Exercise instructions: Locate and copy all lines bearing the word "name".

Dataset records:
'''

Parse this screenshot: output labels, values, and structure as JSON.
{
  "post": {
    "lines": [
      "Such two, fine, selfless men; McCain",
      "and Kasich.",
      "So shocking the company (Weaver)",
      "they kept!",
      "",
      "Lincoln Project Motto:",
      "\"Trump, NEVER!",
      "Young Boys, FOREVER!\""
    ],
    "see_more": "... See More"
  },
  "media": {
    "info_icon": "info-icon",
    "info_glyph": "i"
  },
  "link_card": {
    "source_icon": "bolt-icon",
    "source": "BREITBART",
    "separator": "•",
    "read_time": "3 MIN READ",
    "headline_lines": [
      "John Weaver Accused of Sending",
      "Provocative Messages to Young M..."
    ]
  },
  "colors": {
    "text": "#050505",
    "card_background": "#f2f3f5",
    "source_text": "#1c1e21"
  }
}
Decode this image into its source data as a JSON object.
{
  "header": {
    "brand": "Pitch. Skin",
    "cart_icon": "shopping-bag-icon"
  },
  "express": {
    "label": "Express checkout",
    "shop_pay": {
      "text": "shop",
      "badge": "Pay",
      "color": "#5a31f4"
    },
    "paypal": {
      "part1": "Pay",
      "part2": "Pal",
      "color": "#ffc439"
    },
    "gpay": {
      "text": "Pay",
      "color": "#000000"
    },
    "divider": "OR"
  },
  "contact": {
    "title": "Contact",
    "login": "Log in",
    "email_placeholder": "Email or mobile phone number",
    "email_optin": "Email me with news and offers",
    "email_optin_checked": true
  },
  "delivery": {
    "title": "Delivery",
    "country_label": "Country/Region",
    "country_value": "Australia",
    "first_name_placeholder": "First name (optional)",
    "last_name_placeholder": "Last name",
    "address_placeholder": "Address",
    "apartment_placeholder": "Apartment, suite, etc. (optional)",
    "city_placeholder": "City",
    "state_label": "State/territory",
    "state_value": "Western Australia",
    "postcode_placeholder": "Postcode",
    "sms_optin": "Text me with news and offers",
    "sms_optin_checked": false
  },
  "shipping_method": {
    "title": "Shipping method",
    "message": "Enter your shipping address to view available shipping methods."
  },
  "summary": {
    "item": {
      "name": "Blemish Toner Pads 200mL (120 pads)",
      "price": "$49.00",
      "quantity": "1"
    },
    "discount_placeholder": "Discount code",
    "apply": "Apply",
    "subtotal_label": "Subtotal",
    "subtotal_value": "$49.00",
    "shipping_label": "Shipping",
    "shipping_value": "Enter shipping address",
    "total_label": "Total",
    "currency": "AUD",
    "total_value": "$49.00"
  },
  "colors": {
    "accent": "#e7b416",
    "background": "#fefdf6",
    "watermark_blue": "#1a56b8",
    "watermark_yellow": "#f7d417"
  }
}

'''

Written response:
    "first_name_placeholder": "First name (optional)",
    "last_name_placeholder": "Last name",
      "name": "Blemish Toner Pads 200mL (120 pads)",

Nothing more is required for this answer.